DESCRIPCIÓN DEL EJERCICIO: Por favor, prosigue el artículo sobre la meritocracia a partir de su última frase.

━━ FRAGMENTO DE ORIGEN ━━

¡¡Exijamos lo Imposible!!
Por Esto!
El fin justifica los méritos
Iván de la Nuez
Con la expansión de la crisis actual, los méritos han vuelto a tener
predicamento. No es para menos, habida cuenta de esas grandes masas
preparadas, la mayoría jóvenes, que viven un desencuentro estructural
con el mercado laboral. Y no es para menos, habida cuenta de que el
asunto no trata sólo del desempleo. Casi tan grave es cuando éste es
continuado por un empleo precario y la gente, frente a la nada, acaba
conformándose con lo poco. Así funciona, hoy, este sistema.
No es extraño, en esa situación, que la meritocracia se convierta en una
fantasía que nos habla del triunfo definitivo del talento y el esfuerzo
del “hombre hecho a sí mismo”, como aquel John Wayne, “fuerte, serio y
formal”, de las películas del Oeste. Pero si los méritos por encima de
(casi) todo son evidentes en la guerra o el deporte, resulta que en la
burocracia o los negocios conviene hurgar en las tinieblas para entender
algo sobre ellos.

━━━
━━ LISTADO DE DATOS ━━

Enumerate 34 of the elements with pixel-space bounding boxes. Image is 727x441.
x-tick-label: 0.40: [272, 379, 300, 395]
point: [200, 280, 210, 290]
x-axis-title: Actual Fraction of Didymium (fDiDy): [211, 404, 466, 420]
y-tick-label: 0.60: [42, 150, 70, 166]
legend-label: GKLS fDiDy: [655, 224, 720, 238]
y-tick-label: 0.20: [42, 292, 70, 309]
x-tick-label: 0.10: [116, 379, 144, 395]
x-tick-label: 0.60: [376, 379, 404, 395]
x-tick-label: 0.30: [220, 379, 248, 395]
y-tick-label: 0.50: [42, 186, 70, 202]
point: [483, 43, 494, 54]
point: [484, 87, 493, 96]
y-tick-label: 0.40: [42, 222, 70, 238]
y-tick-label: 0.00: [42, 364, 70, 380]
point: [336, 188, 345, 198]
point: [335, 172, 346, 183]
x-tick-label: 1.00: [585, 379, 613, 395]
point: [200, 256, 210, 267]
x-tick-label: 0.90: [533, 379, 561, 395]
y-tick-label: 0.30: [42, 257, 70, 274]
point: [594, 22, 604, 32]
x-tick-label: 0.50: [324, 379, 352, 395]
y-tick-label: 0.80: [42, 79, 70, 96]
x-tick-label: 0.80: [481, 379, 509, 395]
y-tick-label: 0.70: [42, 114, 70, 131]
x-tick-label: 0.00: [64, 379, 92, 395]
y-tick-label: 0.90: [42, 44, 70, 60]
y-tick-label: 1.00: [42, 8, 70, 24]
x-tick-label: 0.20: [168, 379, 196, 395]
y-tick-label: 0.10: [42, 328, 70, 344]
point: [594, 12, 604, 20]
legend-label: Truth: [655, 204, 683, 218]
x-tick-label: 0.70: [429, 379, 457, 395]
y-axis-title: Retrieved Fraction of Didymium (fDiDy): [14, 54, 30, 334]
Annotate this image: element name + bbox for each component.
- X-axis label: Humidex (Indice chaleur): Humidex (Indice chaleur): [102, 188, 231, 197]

━━━

EL RESULTADO:
Y es que los méritos no son magnitudes neutras, por la sencilla razón de
que ninguna sociedad premia aquello que la cuestiona. Quizá por eso
Adam Smith criticara, hace dos siglos, a los sujetos portadores de
“estados impropios” –el libertador pobre, el llanero violento, la
víctima o el gobernante manirroto que regala lo ajeno- como lastres de
una meritocracia en la que había de prevalecer lo doméstico y lo
estable. Por decirlo de algún modo, por debajo del discurso capitalista
sobre los méritos, más que a la virtud lo que se premiaba era la
obediencia. Tal virtud residiría más en el arte de acatar las normas que
en el de romperlas.
No puede decirse algo distinto del comunismo, donde la fidelidad –al
partido, a la causa o al secretario general- siempre fue valorada como
El Mérito, así de mayúsculo.
Con el capitalismo actual de las nuevas tecnologías, la idea del mérito
sufre una mutación importante. Ahora la meritocracia privilegia al
misionero solitario que, surgido de un garaje, acaba amasando millones,
razón por la cual ha encumbrado a un rey (Bill Gates), canonizado a un
santo (Steve Jobs) y condenado a un demonio (Kim Dotcom).
De una u otra manera, cuando hablamos de méritos realmente nos estamos
refiriendo a “oportunidad”. Sobre todo si esos méritos tienen que
vérselas con una sociedad contemporánea cuyo descalabro no viene
servido, precisamente, por la carestía sino por la sobreabundancia. No
impera entre nosotros el reino de la necesidad sino el de la creación de
adicciones de consumo, no vivimos bajo el sello de la demanda sino bajo
el de la oferta. Al capitalismo actual no le basta con la dosis;
requiere a toda costa la sobredosis.
Es importante añadir que la meritocracia, término acuñado en 1958,
surgió como un vocablo peyorativo y sometido a crítica. No fue hasta la
irrupción del neoliberalismo que empezó a “abrillantarse”. Y no es
casual que fuera nada menos que Tony Blair –el rey de la tercera vía- el
encargado de redimensionar el término para enfurecimiento de su
descubridor: Michael Young.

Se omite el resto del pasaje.